**Exercise material**:
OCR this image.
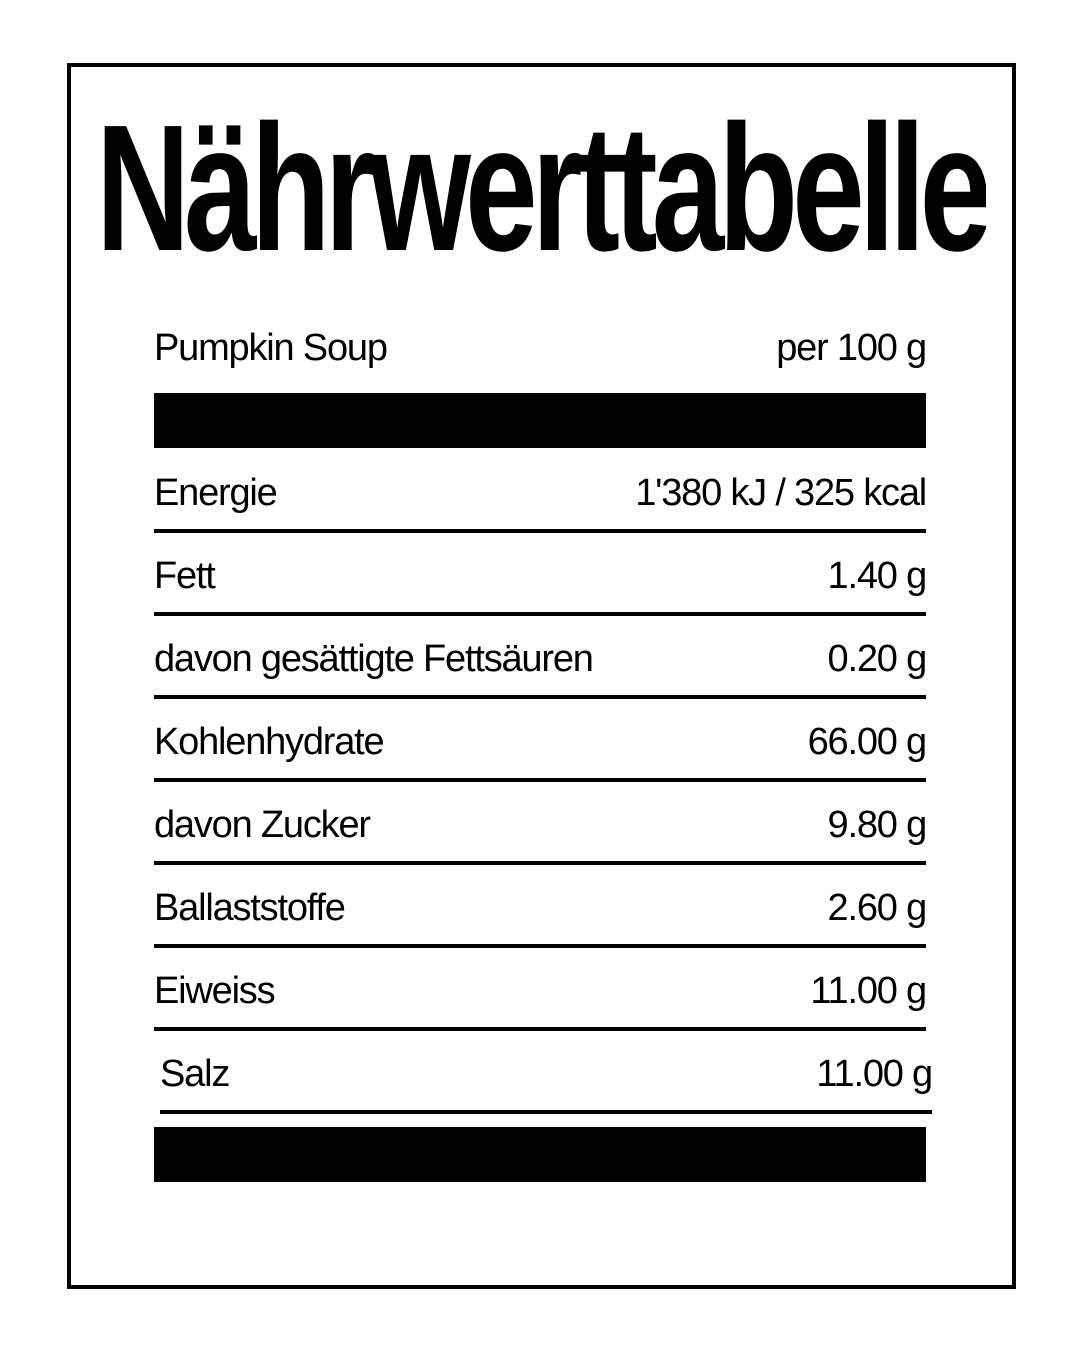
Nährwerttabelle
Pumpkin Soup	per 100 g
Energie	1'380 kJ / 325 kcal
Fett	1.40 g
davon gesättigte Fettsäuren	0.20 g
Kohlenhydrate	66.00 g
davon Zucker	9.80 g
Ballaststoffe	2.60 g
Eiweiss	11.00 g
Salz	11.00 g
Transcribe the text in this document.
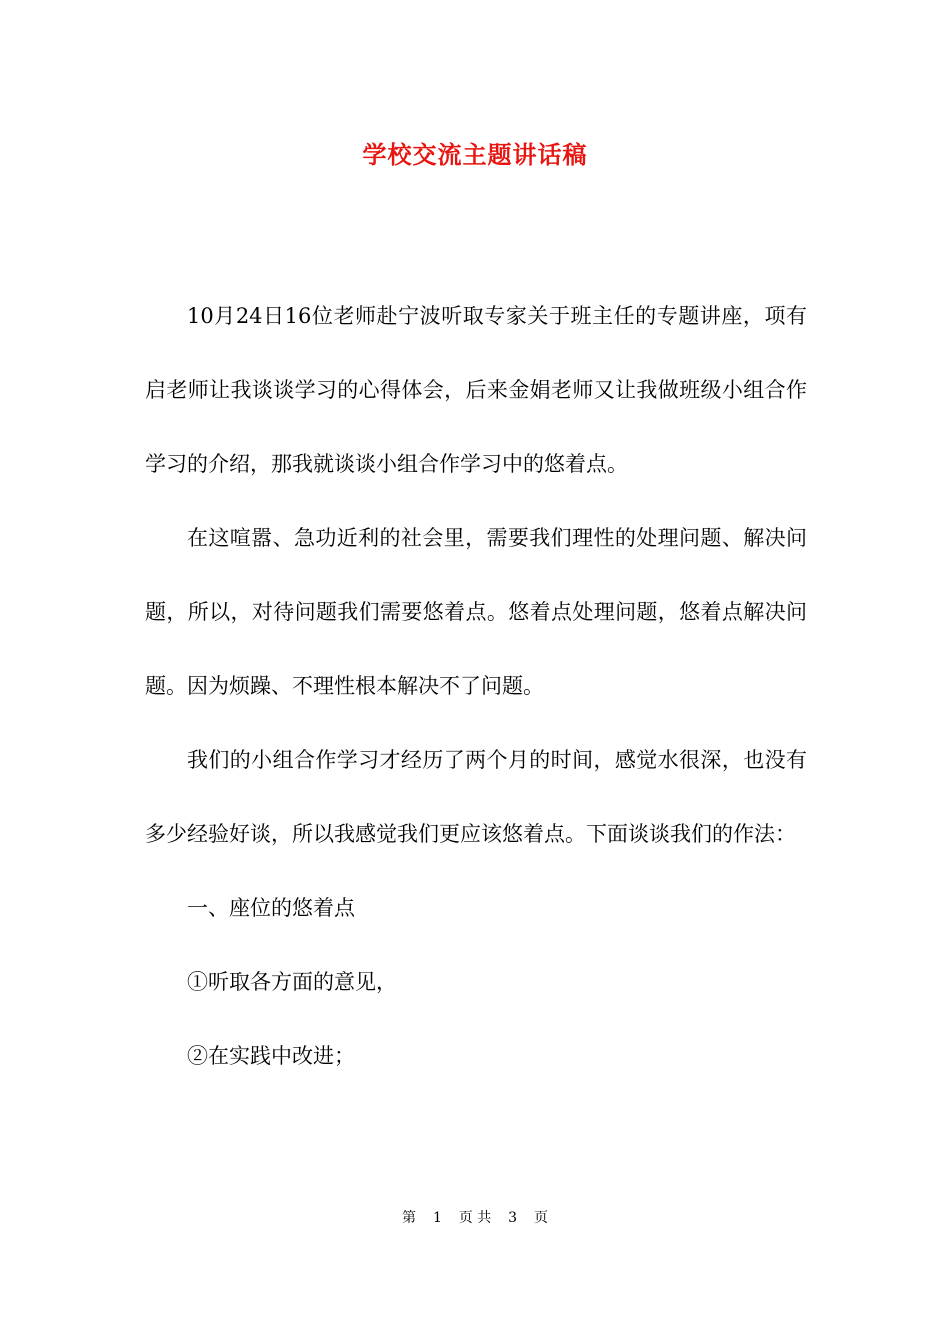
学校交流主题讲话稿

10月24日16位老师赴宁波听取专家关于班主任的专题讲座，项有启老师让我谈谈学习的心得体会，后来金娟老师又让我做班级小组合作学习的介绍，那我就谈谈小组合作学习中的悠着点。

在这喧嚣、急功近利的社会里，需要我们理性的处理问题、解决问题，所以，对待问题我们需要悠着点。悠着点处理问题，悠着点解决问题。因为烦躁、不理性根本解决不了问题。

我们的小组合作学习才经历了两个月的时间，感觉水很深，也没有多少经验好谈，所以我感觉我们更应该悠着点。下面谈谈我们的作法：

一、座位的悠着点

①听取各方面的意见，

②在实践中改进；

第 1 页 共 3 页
---
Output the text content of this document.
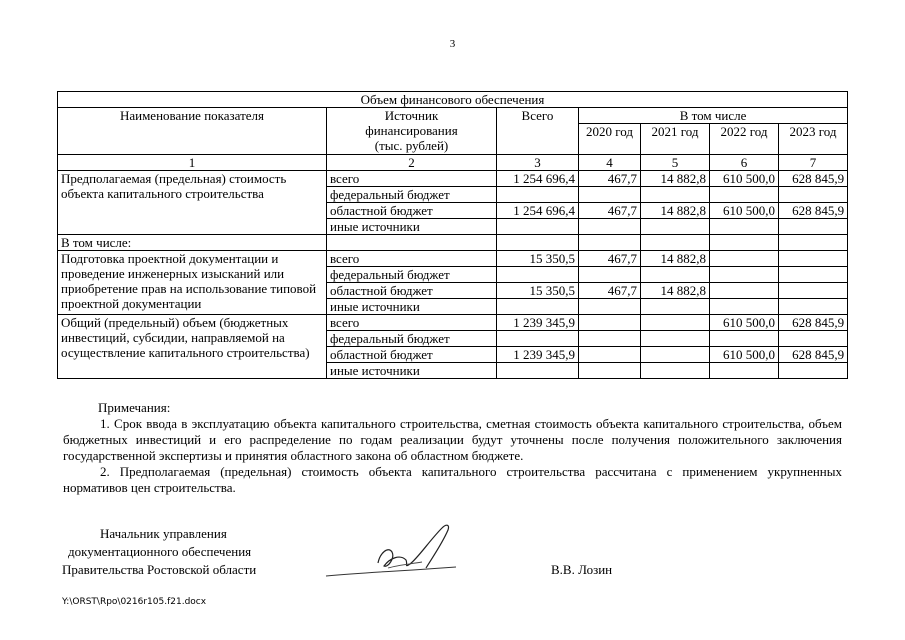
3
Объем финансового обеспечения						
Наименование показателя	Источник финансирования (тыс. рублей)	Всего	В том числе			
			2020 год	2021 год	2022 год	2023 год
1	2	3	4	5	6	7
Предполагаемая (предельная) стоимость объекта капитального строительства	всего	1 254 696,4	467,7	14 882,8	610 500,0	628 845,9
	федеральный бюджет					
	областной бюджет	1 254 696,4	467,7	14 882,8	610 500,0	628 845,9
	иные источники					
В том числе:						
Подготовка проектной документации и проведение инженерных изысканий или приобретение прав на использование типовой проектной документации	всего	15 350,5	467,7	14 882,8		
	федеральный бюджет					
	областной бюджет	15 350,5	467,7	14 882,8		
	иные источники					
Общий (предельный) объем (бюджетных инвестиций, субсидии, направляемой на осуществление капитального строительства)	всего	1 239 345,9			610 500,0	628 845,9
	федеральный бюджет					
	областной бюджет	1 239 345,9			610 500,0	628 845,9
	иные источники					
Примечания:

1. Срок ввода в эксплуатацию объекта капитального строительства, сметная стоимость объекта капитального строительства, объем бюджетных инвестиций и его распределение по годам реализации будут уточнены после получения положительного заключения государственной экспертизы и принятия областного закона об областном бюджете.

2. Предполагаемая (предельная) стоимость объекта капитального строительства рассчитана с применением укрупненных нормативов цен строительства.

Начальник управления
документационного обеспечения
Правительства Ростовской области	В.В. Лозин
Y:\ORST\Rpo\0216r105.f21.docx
--
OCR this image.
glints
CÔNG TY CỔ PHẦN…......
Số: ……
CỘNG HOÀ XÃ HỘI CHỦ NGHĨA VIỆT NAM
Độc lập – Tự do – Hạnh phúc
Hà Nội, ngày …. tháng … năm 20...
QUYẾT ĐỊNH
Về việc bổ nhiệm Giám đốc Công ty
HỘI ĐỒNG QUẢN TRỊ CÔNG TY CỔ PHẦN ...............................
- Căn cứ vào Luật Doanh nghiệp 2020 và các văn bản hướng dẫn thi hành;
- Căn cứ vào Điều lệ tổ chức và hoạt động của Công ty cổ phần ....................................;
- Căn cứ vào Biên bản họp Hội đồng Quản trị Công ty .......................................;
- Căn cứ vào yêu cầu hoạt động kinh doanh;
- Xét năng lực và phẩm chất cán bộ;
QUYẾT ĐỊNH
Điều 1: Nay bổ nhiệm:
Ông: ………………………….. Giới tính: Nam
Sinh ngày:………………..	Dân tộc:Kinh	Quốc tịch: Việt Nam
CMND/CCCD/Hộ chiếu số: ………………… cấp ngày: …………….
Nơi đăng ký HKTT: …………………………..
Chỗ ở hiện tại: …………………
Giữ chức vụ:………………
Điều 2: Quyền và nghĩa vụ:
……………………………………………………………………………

**Challenge**: Copy every line in the entries above that has the string "числе" in it.

**Result**:
Наименование показателя	Источник финансирования (тыс. рублей)	Всего	В том числе			
В том числе:						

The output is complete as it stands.